**To be done**: The records that follow must be reproduced in full, exactly as written.

**Source records**:
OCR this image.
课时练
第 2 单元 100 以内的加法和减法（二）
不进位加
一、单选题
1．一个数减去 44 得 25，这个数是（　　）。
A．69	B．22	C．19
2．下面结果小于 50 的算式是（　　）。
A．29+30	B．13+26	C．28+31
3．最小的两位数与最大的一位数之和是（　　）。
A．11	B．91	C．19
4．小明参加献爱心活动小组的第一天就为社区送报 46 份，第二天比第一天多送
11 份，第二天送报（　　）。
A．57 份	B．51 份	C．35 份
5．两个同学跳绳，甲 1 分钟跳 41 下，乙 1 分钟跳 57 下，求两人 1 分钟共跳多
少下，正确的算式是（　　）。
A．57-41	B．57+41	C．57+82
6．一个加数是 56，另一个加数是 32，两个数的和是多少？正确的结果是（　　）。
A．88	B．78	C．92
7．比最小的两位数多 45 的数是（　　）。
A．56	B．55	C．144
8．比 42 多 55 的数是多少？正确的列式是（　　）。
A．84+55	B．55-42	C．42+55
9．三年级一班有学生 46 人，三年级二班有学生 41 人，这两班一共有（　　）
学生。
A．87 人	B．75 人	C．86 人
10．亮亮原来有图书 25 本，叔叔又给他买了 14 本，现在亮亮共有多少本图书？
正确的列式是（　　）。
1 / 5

**Solution below**:
OCR this image.
课时练
第 2 单元 100 以内的加法和减法（二）
不进位加
一、单选题
1．一个数减去 44 得 25，这个数是（　　）。
A．69	B．22	C．19
2．下面结果小于 50 的算式是（　　）。
A．29+30	B．13+26	C．28+31
3．最小的两位数与最大的一位数之和是（　　）。
A．11	B．91	C．19
4．小明参加献爱心活动小组的第一天就为社区送报 46 份，第二天比第一天多送
11 份，第二天送报（　　）。
A．57 份	B．51 份	C．35 份
5．两个同学跳绳，甲 1 分钟跳 41 下，乙 1 分钟跳 57 下，求两人 1 分钟共跳多
少下，正确的算式是（　　）。
A．57-41	B．57+41	C．57+82
6．一个加数是 56，另一个加数是 32，两个数的和是多少？正确的结果是（　　）。
A．88	B．78	C．92
7．比最小的两位数多 45 的数是（　　）。
A．56	B．55	C．144
8．比 42 多 55 的数是多少？正确的列式是（　　）。
A．84+55	B．55-42	C．42+55
9．三年级一班有学生 46 人，三年级二班有学生 41 人，这两班一共有（　　）
学生。
A．87 人	B．75 人	C．86 人
10．亮亮原来有图书 25 本，叔叔又给他买了 14 本，现在亮亮共有多少本图书？
正确的列式是（　　）。
1 / 5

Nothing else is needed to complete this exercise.